Problem description = In the entries, find all lines that hold the word "tribes" and copy them.
-- Start of Dataset entries --
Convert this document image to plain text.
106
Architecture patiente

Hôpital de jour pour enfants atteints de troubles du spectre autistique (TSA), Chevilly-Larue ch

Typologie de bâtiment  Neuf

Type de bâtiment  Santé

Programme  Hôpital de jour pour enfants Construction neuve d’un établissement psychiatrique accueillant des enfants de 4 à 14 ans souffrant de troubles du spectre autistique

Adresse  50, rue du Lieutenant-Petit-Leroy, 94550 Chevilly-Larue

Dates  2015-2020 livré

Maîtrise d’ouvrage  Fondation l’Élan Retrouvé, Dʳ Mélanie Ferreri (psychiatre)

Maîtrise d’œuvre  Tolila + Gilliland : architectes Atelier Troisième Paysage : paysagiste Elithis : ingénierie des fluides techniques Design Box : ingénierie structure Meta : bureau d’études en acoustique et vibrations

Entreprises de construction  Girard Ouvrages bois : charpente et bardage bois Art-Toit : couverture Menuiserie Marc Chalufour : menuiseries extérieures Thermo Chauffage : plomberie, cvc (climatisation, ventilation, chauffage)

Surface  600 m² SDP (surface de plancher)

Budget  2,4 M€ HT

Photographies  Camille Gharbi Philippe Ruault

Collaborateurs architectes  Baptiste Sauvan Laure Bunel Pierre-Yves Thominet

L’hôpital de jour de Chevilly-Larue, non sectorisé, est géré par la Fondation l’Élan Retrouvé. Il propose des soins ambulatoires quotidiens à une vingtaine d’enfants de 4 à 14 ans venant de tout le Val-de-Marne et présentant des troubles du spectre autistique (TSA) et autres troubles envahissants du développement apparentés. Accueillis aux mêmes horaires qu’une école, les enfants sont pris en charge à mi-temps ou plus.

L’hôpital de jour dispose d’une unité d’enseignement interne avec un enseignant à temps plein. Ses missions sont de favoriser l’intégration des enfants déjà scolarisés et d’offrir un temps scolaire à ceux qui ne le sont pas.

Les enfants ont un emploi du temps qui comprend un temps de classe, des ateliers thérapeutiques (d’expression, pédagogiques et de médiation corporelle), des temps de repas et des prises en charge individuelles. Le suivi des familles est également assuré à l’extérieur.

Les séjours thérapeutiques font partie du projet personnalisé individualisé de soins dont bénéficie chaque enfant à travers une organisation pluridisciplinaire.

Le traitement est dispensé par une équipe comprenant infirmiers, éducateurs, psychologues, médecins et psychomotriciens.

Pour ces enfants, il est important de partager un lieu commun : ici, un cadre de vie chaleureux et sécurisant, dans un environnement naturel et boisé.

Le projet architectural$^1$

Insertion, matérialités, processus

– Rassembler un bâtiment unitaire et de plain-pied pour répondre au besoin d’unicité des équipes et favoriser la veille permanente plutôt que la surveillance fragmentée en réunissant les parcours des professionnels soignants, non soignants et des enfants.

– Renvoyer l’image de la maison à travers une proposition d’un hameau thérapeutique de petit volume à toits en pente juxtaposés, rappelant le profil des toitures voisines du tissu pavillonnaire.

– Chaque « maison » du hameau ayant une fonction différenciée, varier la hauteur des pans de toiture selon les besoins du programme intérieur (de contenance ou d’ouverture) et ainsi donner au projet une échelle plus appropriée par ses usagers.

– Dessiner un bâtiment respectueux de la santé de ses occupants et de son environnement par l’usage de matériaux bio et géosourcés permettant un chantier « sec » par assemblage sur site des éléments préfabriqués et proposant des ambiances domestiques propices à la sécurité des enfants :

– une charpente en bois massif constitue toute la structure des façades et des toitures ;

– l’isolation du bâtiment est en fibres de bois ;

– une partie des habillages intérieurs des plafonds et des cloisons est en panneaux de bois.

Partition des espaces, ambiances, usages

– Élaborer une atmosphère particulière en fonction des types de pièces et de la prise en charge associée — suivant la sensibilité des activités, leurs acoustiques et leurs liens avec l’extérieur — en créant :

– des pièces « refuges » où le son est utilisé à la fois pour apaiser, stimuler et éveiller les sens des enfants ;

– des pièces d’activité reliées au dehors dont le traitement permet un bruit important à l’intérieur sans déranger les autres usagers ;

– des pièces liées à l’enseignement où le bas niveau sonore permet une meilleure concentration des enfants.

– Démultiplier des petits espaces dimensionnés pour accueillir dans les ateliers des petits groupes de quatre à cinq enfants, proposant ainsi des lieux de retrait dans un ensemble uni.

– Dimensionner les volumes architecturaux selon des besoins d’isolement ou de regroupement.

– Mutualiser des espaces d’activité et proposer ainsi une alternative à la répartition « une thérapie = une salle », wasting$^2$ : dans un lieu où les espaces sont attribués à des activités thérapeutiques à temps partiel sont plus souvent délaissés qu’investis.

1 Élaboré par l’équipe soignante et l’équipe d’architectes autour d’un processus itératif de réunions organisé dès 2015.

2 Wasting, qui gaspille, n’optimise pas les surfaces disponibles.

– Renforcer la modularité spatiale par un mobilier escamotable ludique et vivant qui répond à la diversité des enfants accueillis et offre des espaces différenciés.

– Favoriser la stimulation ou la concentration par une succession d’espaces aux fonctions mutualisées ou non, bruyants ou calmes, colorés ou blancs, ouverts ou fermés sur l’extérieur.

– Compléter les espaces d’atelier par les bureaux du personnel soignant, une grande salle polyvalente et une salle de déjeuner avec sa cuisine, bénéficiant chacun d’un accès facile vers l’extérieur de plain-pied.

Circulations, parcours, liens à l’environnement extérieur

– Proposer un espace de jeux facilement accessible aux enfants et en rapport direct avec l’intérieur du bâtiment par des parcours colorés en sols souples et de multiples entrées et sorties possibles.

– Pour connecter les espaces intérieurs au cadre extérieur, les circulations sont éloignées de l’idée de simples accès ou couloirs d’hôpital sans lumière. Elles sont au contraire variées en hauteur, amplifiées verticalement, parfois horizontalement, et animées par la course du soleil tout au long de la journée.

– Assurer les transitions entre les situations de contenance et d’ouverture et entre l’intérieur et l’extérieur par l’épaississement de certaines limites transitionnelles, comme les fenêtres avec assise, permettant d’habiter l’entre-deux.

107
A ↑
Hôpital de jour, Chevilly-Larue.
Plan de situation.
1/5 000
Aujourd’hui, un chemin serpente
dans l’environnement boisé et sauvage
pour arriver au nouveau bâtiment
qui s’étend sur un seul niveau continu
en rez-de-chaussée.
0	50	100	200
-- End of Dataset entries --
-- Start of Dataset entries --
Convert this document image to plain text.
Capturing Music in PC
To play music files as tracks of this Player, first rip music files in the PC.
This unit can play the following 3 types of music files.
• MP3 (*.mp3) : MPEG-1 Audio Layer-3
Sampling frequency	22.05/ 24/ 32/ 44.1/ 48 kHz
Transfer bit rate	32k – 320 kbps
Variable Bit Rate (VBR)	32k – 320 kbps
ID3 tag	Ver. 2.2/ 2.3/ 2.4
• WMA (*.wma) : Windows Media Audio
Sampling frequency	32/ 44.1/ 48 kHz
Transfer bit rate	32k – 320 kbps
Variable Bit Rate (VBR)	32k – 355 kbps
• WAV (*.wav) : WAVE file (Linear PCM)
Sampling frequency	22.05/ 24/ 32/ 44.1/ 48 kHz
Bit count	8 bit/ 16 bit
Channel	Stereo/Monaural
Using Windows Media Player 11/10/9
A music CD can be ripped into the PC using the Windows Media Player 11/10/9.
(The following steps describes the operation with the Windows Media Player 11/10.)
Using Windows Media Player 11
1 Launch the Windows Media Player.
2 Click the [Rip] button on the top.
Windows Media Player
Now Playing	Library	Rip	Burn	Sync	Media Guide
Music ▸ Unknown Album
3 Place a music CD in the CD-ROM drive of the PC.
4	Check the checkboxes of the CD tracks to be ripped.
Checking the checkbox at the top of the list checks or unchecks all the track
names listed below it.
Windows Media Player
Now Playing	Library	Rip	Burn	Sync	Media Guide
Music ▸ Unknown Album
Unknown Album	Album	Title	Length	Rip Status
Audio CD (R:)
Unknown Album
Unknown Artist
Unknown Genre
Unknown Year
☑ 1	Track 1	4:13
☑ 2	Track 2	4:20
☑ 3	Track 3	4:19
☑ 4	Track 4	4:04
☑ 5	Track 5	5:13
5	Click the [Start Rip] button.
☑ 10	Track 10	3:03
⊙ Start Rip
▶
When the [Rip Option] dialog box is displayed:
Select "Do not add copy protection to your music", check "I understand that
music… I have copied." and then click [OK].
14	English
-- End of Dataset entries --
-- Start of Dataset entries --
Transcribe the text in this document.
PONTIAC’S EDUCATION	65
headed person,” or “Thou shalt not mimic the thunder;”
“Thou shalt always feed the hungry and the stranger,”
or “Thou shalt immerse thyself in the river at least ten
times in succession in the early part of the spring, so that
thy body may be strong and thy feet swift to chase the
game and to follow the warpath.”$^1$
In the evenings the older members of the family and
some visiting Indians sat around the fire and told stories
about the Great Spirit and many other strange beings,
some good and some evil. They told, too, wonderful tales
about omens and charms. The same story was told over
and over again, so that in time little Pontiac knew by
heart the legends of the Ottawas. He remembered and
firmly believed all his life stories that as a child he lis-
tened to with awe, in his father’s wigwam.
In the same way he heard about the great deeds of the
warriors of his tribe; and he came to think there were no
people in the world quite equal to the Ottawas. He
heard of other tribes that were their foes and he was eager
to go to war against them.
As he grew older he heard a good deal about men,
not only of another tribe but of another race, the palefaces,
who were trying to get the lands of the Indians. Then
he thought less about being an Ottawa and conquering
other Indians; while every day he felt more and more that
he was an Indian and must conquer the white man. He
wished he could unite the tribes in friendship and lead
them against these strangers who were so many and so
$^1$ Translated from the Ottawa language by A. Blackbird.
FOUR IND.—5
-- End of Dataset entries --
Worked solution =
heard of other tribes that were their foes and he was eager
wished he could unite the tribes in friendship and lead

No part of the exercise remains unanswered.